◆ Work to be completed ◆
Copy out all the entries word for word.

Figure data in JSON
● ● ● ● ● ● ●

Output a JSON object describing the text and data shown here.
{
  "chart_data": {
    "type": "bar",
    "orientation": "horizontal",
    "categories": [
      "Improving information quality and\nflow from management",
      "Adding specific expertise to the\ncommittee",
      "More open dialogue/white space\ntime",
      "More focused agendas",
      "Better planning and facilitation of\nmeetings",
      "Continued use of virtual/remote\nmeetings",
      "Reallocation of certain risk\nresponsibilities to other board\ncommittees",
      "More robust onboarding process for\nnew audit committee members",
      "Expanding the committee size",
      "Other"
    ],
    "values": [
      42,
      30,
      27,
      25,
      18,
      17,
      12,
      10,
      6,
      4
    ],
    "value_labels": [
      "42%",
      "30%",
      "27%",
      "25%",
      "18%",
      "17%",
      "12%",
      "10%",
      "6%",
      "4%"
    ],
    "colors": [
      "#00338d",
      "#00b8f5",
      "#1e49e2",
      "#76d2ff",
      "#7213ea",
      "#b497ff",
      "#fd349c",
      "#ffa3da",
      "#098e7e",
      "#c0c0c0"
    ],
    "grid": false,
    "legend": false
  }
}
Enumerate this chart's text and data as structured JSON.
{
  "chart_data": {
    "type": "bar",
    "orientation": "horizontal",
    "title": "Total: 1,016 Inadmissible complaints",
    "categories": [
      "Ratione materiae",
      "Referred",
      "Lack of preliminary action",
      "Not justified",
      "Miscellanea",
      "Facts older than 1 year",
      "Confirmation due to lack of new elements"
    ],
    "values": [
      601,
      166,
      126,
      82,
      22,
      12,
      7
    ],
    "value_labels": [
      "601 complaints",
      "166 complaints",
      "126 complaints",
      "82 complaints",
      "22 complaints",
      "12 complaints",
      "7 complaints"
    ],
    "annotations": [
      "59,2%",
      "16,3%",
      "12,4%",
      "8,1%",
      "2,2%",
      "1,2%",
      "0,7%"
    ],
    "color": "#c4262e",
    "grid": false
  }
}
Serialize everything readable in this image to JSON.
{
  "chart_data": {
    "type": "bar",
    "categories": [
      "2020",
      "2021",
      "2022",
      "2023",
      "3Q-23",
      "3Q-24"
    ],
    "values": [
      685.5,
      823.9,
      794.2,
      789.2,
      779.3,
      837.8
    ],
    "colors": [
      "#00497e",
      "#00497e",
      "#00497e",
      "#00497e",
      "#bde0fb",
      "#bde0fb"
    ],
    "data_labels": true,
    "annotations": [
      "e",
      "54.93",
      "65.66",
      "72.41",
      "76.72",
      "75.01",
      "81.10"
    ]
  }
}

● ● ● ● ● ● ●

◆ Problem solution ◆
Output a JSON object describing the text and data shown here.
{
  "chart_data": {
    "type": "bar",
    "orientation": "horizontal",
    "categories": [
      "Improving information quality and\nflow from management",
      "Adding specific expertise to the\ncommittee",
      "More open dialogue/white space\ntime",
      "More focused agendas",
      "Better planning and facilitation of\nmeetings",
      "Continued use of virtual/remote\nmeetings",
      "Reallocation of certain risk\nresponsibilities to other board\ncommittees",
      "More robust onboarding process for\nnew audit committee members",
      "Expanding the committee size",
      "Other"
    ],
    "values": [
      42,
      30,
      27,
      25,
      18,
      17,
      12,
      10,
      6,
      4
    ],
    "value_labels": [
      "42%",
      "30%",
      "27%",
      "25%",
      "18%",
      "17%",
      "12%",
      "10%",
      "6%",
      "4%"
    ],
    "colors": [
      "#00338d",
      "#00b8f5",
      "#1e49e2",
      "#76d2ff",
      "#7213ea",
      "#b497ff",
      "#fd349c",
      "#ffa3da",
      "#098e7e",
      "#c0c0c0"
    ],
    "grid": false,
    "legend": false
  }
}
Enumerate this chart's text and data as structured JSON.
{
  "chart_data": {
    "type": "bar",
    "orientation": "horizontal",
    "title": "Total: 1,016 Inadmissible complaints",
    "categories": [
      "Ratione materiae",
      "Referred",
      "Lack of preliminary action",
      "Not justified",
      "Miscellanea",
      "Facts older than 1 year",
      "Confirmation due to lack of new elements"
    ],
    "values": [
      601,
      166,
      126,
      82,
      22,
      12,
      7
    ],
    "value_labels": [
      "601 complaints",
      "166 complaints",
      "126 complaints",
      "82 complaints",
      "22 complaints",
      "12 complaints",
      "7 complaints"
    ],
    "annotations": [
      "59,2%",
      "16,3%",
      "12,4%",
      "8,1%",
      "2,2%",
      "1,2%",
      "0,7%"
    ],
    "color": "#c4262e",
    "grid": false
  }
}
Serialize everything readable in this image to JSON.
{
  "chart_data": {
    "type": "bar",
    "categories": [
      "2020",
      "2021",
      "2022",
      "2023",
      "3Q-23",
      "3Q-24"
    ],
    "values": [
      685.5,
      823.9,
      794.2,
      789.2,
      779.3,
      837.8
    ],
    "colors": [
      "#00497e",
      "#00497e",
      "#00497e",
      "#00497e",
      "#bde0fb",
      "#bde0fb"
    ],
    "data_labels": true,
    "annotations": [
      "e",
      "54.93",
      "65.66",
      "72.41",
      "76.72",
      "75.01",
      "81.10"
    ]
  }
}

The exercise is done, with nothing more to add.